(Stored entries)
=====

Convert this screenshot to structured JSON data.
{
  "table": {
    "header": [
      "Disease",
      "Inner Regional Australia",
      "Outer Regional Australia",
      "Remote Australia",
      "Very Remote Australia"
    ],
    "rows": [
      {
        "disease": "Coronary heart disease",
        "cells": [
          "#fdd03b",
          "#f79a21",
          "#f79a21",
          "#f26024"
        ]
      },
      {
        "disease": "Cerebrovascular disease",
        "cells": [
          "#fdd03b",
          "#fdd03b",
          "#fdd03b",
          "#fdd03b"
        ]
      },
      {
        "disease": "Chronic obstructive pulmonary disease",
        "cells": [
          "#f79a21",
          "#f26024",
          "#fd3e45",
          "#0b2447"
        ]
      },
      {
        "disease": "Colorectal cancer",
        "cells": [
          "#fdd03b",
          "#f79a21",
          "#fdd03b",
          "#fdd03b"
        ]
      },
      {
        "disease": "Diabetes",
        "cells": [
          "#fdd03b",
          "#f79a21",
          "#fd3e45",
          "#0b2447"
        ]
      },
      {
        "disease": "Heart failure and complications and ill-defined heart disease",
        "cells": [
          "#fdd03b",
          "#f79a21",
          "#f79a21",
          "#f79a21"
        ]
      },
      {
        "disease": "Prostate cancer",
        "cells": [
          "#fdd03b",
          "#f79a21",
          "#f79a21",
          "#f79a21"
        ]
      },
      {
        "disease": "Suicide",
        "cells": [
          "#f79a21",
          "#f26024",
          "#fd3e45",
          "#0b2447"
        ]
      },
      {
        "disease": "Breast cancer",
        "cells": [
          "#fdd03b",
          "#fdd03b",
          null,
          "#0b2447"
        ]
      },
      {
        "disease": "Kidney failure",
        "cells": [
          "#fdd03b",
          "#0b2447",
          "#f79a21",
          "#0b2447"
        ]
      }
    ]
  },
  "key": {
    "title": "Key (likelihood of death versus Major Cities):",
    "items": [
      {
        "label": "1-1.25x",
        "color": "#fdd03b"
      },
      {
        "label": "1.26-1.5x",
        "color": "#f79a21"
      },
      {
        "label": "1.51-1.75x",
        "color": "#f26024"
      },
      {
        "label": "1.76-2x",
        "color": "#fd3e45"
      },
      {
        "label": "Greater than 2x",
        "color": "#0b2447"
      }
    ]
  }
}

=====

[WORK TO DO]:
Every entry needs to be retyped exactly.

[TASK RESULT]:
Convert this screenshot to structured JSON data.
{
  "table": {
    "header": [
      "Disease",
      "Inner Regional Australia",
      "Outer Regional Australia",
      "Remote Australia",
      "Very Remote Australia"
    ],
    "rows": [
      {
        "disease": "Coronary heart disease",
        "cells": [
          "#fdd03b",
          "#f79a21",
          "#f79a21",
          "#f26024"
        ]
      },
      {
        "disease": "Cerebrovascular disease",
        "cells": [
          "#fdd03b",
          "#fdd03b",
          "#fdd03b",
          "#fdd03b"
        ]
      },
      {
        "disease": "Chronic obstructive pulmonary disease",
        "cells": [
          "#f79a21",
          "#f26024",
          "#fd3e45",
          "#0b2447"
        ]
      },
      {
        "disease": "Colorectal cancer",
        "cells": [
          "#fdd03b",
          "#f79a21",
          "#fdd03b",
          "#fdd03b"
        ]
      },
      {
        "disease": "Diabetes",
        "cells": [
          "#fdd03b",
          "#f79a21",
          "#fd3e45",
          "#0b2447"
        ]
      },
      {
        "disease": "Heart failure and complications and ill-defined heart disease",
        "cells": [
          "#fdd03b",
          "#f79a21",
          "#f79a21",
          "#f79a21"
        ]
      },
      {
        "disease": "Prostate cancer",
        "cells": [
          "#fdd03b",
          "#f79a21",
          "#f79a21",
          "#f79a21"
        ]
      },
      {
        "disease": "Suicide",
        "cells": [
          "#f79a21",
          "#f26024",
          "#fd3e45",
          "#0b2447"
        ]
      },
      {
        "disease": "Breast cancer",
        "cells": [
          "#fdd03b",
          "#fdd03b",
          null,
          "#0b2447"
        ]
      },
      {
        "disease": "Kidney failure",
        "cells": [
          "#fdd03b",
          "#0b2447",
          "#f79a21",
          "#0b2447"
        ]
      }
    ]
  },
  "key": {
    "title": "Key (likelihood of death versus Major Cities):",
    "items": [
      {
        "label": "1-1.25x",
        "color": "#fdd03b"
      },
      {
        "label": "1.26-1.5x",
        "color": "#f79a21"
      },
      {
        "label": "1.51-1.75x",
        "color": "#f26024"
      },
      {
        "label": "1.76-2x",
        "color": "#fd3e45"
      },
      {
        "label": "Greater than 2x",
        "color": "#0b2447"
      }
    ]
  }
}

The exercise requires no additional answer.